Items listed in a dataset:
+ + + + +
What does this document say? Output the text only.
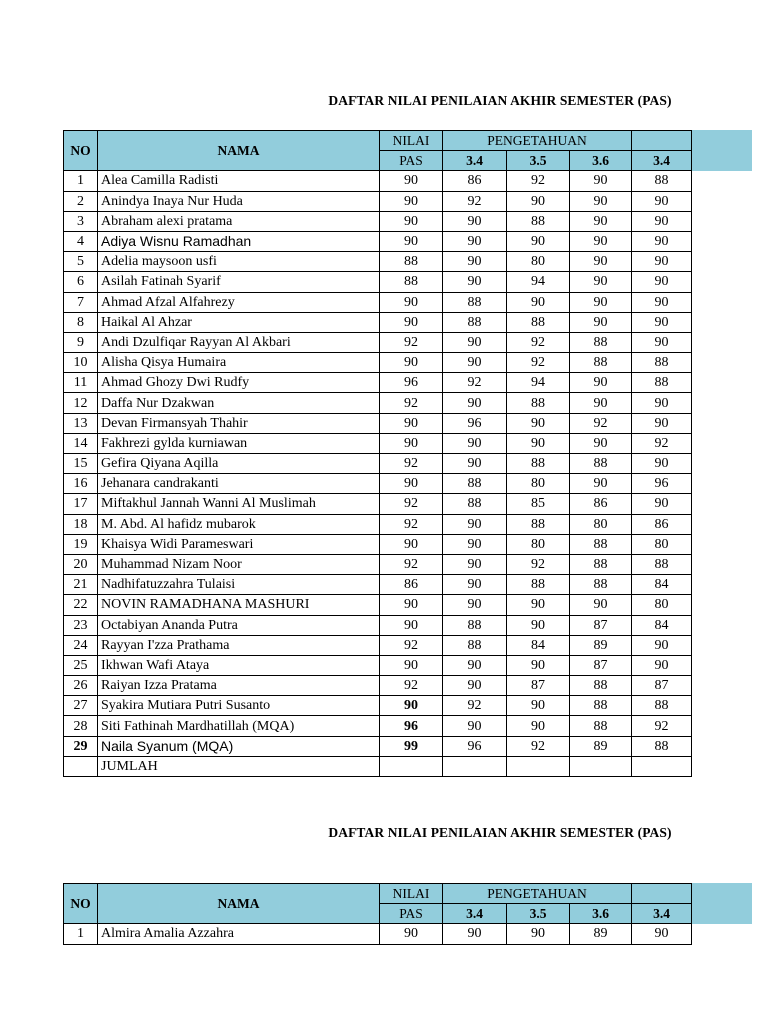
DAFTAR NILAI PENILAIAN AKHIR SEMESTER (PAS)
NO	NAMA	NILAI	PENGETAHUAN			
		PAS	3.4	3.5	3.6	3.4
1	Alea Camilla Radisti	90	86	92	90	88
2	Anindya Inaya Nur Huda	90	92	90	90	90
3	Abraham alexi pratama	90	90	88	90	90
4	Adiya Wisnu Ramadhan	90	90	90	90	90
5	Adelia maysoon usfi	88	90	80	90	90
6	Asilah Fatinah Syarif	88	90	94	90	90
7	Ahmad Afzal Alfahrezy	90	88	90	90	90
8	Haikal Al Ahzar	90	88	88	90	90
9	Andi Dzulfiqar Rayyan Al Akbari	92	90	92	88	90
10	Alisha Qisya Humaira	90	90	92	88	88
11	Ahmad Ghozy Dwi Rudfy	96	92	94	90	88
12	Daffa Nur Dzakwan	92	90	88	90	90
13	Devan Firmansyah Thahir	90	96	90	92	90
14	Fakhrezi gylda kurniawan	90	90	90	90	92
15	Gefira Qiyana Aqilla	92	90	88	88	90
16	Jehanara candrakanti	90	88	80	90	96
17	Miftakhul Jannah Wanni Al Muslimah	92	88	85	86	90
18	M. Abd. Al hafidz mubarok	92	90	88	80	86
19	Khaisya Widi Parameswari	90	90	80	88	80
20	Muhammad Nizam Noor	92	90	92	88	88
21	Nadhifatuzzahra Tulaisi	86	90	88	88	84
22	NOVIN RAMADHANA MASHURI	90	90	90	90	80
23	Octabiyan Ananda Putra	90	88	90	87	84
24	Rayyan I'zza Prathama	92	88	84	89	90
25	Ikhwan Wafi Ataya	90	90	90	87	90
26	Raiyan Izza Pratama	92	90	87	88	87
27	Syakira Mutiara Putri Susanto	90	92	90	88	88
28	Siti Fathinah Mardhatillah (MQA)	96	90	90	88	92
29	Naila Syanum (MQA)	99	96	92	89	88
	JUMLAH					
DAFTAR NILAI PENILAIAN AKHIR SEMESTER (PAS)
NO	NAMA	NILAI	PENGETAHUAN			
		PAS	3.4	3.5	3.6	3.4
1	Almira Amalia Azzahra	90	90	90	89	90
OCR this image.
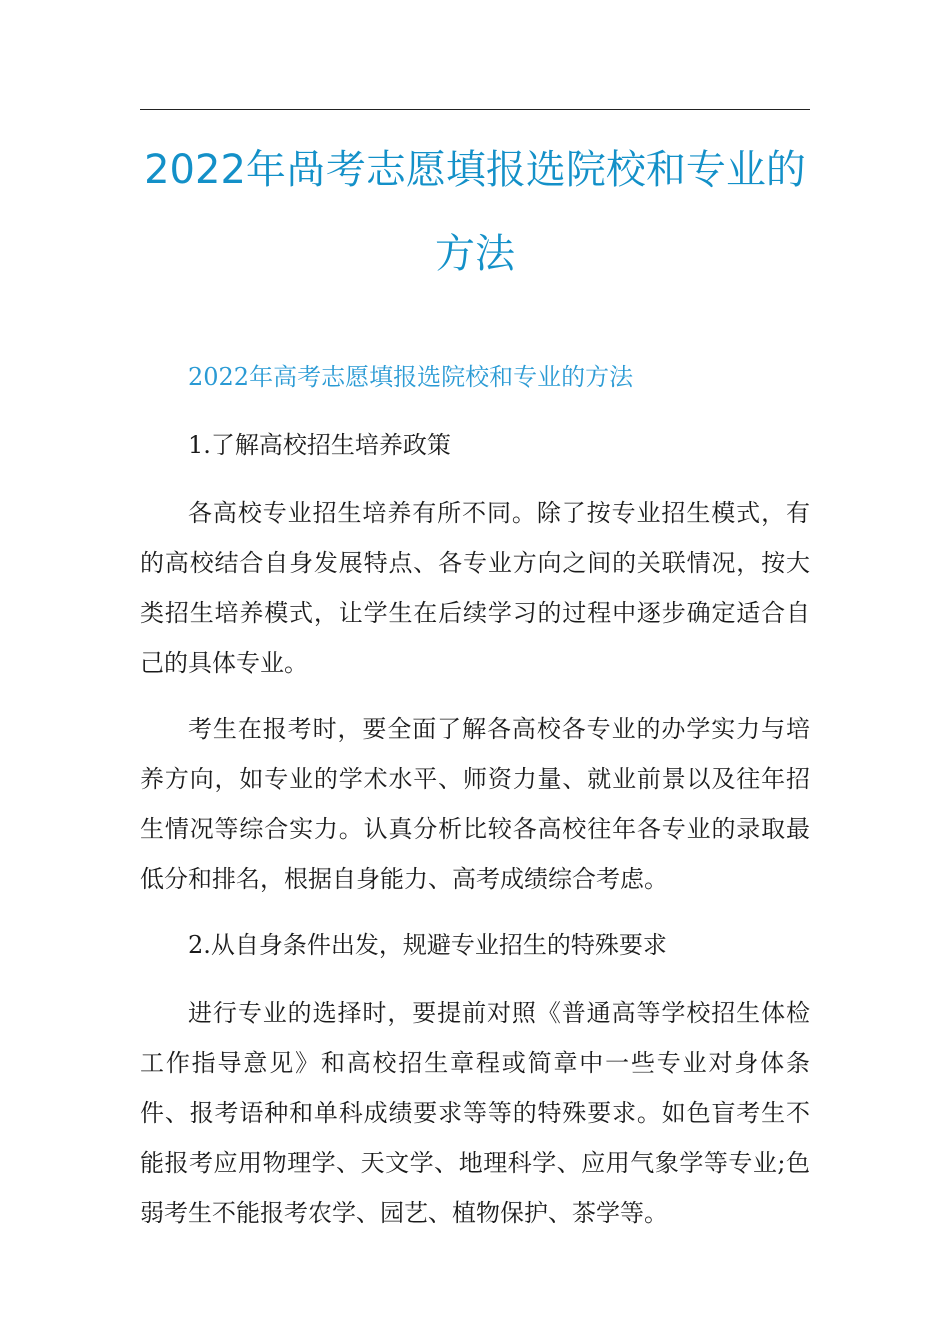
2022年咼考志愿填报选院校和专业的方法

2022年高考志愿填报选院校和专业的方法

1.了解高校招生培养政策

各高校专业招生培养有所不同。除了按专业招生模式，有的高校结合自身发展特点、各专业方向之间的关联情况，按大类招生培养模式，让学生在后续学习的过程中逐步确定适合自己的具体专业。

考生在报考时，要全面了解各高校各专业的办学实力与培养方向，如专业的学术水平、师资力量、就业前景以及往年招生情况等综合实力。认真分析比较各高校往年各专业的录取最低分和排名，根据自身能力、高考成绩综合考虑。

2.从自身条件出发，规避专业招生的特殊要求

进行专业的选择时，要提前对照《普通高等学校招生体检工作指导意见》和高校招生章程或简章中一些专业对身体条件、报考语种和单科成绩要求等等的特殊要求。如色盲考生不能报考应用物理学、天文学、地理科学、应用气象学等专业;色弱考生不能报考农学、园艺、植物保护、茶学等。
+ + + + +
Copy all the data exactly as written, but skip any picture.

What does this document say? Output the text only.
DAFTAR NILAI PENILAIAN AKHIR SEMESTER (PAS)
NO	NAMA	NILAI	PENGETAHUAN			
		PAS	3.4	3.5	3.6	3.4
1	Alea Camilla Radisti	90	86	92	90	88
2	Anindya Inaya Nur Huda	90	92	90	90	90
3	Abraham alexi pratama	90	90	88	90	90
4	Adiya Wisnu Ramadhan	90	90	90	90	90
5	Adelia maysoon usfi	88	90	80	90	90
6	Asilah Fatinah Syarif	88	90	94	90	90
7	Ahmad Afzal Alfahrezy	90	88	90	90	90
8	Haikal Al Ahzar	90	88	88	90	90
9	Andi Dzulfiqar Rayyan Al Akbari	92	90	92	88	90
10	Alisha Qisya Humaira	90	90	92	88	88
11	Ahmad Ghozy Dwi Rudfy	96	92	94	90	88
12	Daffa Nur Dzakwan	92	90	88	90	90
13	Devan Firmansyah Thahir	90	96	90	92	90
14	Fakhrezi gylda kurniawan	90	90	90	90	92
15	Gefira Qiyana Aqilla	92	90	88	88	90
16	Jehanara candrakanti	90	88	80	90	96
17	Miftakhul Jannah Wanni Al Muslimah	92	88	85	86	90
18	M. Abd. Al hafidz mubarok	92	90	88	80	86
19	Khaisya Widi Parameswari	90	90	80	88	80
20	Muhammad Nizam Noor	92	90	92	88	88
21	Nadhifatuzzahra Tulaisi	86	90	88	88	84
22	NOVIN RAMADHANA MASHURI	90	90	90	90	80
23	Octabiyan Ananda Putra	90	88	90	87	84
24	Rayyan I'zza Prathama	92	88	84	89	90
25	Ikhwan Wafi Ataya	90	90	90	87	90
26	Raiyan Izza Pratama	92	90	87	88	87
27	Syakira Mutiara Putri Susanto	90	92	90	88	88
28	Siti Fathinah Mardhatillah (MQA)	96	90	90	88	92
29	Naila Syanum (MQA)	99	96	92	89	88
	JUMLAH					
DAFTAR NILAI PENILAIAN AKHIR SEMESTER (PAS)
NO	NAMA	NILAI	PENGETAHUAN			
		PAS	3.4	3.5	3.6	3.4
1	Almira Amalia Azzahra	90	90	90	89	90
OCR this image.
2022年咼考志愿填报选院校和专业的方法

2022年高考志愿填报选院校和专业的方法

1.了解高校招生培养政策

各高校专业招生培养有所不同。除了按专业招生模式，有的高校结合自身发展特点、各专业方向之间的关联情况，按大类招生培养模式，让学生在后续学习的过程中逐步确定适合自己的具体专业。

考生在报考时，要全面了解各高校各专业的办学实力与培养方向，如专业的学术水平、师资力量、就业前景以及往年招生情况等综合实力。认真分析比较各高校往年各专业的录取最低分和排名，根据自身能力、高考成绩综合考虑。

2.从自身条件出发，规避专业招生的特殊要求

进行专业的选择时，要提前对照《普通高等学校招生体检工作指导意见》和高校招生章程或简章中一些专业对身体条件、报考语种和单科成绩要求等等的特殊要求。如色盲考生不能报考应用物理学、天文学、地理科学、应用气象学等专业;色弱考生不能报考农学、园艺、植物保护、茶学等。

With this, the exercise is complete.